= GOAL OF THE EXERCISE =
Pull out every line from the listing that has the word "clock".

Start PROVIDED ENTRIES

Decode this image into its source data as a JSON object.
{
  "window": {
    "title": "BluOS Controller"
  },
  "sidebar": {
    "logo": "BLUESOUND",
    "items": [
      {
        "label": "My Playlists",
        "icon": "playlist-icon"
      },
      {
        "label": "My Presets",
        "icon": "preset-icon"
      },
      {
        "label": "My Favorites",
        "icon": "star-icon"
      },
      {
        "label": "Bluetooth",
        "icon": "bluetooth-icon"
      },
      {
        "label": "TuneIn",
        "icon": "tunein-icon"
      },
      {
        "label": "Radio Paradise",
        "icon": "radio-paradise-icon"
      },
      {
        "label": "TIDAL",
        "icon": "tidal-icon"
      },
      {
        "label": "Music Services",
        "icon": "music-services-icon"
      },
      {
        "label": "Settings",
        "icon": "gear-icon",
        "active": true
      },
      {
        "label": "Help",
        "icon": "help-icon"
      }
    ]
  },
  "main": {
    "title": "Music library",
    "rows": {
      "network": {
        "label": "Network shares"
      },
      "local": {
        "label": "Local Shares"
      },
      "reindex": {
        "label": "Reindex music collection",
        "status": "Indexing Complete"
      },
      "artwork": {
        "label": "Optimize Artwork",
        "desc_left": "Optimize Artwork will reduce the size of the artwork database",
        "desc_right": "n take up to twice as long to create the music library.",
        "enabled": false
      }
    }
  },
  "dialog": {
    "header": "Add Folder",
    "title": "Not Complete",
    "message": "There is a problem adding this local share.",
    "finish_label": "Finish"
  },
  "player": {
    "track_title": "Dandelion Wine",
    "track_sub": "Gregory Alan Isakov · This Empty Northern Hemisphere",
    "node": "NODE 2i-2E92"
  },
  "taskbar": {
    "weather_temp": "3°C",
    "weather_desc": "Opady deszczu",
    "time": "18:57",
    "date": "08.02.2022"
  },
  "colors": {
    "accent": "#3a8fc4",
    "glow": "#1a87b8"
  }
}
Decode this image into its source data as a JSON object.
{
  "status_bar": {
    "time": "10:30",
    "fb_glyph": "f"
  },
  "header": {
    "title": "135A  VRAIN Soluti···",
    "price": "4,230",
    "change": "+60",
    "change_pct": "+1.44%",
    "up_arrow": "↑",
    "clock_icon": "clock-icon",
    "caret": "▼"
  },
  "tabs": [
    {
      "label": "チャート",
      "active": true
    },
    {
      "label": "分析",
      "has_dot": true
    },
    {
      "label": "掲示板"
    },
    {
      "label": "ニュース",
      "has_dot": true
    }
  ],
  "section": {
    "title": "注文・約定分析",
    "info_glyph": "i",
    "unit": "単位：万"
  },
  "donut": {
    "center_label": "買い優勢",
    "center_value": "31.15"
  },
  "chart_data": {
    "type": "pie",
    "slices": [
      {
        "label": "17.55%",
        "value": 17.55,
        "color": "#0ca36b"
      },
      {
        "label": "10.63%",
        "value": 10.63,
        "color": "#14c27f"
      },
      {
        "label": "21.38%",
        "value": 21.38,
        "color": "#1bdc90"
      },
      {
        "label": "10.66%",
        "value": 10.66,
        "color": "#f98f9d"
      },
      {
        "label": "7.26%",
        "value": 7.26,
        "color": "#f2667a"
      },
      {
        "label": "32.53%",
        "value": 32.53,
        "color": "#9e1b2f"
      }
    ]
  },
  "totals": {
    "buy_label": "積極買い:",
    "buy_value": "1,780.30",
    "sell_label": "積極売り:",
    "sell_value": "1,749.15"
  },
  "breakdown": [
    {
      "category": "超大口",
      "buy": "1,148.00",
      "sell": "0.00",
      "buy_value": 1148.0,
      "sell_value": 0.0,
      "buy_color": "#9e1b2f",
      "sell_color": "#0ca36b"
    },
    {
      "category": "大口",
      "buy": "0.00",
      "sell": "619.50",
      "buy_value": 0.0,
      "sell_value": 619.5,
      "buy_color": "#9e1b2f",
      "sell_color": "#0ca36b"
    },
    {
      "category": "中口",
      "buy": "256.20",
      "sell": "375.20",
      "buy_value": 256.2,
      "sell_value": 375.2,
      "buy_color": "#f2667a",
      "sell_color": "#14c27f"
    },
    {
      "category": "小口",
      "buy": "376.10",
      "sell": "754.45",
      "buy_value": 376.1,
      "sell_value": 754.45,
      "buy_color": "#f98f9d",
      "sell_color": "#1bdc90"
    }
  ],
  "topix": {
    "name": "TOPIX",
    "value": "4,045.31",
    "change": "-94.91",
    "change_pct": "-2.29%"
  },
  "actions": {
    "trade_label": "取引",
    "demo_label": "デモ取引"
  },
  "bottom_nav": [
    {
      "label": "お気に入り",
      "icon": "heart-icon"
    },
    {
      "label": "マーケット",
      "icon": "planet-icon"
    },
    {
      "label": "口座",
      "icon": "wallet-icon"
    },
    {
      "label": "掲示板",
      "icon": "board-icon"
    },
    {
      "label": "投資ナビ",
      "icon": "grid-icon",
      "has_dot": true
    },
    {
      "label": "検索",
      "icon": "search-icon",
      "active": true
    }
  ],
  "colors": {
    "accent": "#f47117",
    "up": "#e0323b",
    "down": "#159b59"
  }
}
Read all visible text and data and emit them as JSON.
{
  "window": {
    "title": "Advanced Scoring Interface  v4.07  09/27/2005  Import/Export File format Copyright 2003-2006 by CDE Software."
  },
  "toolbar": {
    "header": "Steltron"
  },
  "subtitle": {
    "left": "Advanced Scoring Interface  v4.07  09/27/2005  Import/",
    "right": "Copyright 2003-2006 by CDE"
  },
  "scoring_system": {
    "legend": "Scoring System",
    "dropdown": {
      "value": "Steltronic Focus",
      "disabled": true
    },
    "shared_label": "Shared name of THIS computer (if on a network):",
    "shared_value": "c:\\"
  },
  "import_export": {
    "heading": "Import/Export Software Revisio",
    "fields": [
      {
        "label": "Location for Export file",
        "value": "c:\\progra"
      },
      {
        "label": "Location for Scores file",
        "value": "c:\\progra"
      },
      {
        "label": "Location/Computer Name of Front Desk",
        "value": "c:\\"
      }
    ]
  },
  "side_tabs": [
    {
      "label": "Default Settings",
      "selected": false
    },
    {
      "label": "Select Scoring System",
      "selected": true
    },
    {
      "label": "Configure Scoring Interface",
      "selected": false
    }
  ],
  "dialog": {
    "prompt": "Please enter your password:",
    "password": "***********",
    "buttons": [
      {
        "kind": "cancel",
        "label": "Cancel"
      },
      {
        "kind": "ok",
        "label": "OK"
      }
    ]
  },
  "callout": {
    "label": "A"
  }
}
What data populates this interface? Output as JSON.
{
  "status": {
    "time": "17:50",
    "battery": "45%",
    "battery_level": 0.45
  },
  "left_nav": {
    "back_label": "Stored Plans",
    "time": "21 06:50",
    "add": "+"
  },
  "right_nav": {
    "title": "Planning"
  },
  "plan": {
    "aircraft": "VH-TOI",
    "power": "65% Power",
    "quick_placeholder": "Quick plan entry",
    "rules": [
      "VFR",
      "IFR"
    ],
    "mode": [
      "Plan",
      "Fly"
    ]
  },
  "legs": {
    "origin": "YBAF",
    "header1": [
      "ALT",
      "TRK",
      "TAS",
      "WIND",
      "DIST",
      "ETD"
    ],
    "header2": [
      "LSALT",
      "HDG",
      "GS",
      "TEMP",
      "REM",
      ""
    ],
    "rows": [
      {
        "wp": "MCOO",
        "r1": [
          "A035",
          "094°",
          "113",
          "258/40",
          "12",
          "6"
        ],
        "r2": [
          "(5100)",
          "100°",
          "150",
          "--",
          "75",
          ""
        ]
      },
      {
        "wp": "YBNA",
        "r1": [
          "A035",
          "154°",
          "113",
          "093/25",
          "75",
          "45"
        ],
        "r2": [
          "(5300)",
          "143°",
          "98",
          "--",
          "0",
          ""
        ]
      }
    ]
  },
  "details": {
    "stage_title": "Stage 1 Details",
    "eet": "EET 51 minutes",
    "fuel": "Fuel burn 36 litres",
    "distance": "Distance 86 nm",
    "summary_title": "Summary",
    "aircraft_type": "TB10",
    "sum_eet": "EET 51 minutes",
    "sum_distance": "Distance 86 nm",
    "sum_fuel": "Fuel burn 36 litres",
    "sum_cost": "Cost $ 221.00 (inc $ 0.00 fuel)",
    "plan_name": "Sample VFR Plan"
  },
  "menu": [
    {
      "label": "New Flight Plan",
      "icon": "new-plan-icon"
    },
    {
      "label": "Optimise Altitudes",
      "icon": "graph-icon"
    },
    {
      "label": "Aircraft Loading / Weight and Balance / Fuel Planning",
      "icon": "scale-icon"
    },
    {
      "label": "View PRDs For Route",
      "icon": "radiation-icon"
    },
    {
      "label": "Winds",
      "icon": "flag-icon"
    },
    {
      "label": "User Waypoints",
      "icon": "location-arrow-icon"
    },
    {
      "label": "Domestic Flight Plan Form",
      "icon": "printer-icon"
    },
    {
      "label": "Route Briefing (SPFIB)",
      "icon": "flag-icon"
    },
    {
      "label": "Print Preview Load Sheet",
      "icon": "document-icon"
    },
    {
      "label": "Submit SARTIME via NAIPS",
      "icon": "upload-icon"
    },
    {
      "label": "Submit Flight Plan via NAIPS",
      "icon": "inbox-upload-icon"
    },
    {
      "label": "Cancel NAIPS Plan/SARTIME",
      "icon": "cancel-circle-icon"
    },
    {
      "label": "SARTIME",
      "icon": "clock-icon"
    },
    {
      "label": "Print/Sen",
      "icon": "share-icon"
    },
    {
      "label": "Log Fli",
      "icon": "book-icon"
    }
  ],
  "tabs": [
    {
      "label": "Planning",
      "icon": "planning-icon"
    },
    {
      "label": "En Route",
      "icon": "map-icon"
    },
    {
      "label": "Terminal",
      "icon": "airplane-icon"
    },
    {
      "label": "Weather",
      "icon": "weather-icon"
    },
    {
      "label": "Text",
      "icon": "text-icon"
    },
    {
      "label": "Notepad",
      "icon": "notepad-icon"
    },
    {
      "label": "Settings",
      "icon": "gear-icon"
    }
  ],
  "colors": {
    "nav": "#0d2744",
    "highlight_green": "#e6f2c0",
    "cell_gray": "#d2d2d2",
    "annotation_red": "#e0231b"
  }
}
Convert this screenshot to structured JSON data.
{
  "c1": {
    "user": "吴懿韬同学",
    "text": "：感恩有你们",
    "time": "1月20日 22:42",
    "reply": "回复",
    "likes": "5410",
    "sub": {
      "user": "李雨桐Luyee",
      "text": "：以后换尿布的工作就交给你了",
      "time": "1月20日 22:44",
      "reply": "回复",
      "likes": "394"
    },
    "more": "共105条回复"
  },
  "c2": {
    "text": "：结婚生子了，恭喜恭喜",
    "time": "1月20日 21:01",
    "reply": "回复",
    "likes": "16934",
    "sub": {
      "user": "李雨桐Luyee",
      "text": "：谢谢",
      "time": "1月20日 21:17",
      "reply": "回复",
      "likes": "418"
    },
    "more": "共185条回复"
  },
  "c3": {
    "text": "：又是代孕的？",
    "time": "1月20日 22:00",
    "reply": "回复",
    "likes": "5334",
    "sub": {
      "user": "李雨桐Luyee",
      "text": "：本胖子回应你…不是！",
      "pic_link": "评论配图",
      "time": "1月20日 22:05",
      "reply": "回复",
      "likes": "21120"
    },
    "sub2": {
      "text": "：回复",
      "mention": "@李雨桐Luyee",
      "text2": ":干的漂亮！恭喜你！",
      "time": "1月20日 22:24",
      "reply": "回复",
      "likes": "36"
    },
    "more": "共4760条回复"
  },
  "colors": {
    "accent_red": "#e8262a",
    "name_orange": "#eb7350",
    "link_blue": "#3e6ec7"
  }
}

End PROVIDED ENTRIES

= SOLUTION FOR THIS PROBLEM =
    "clock_icon": "clock-icon",
      "icon": "clock-icon"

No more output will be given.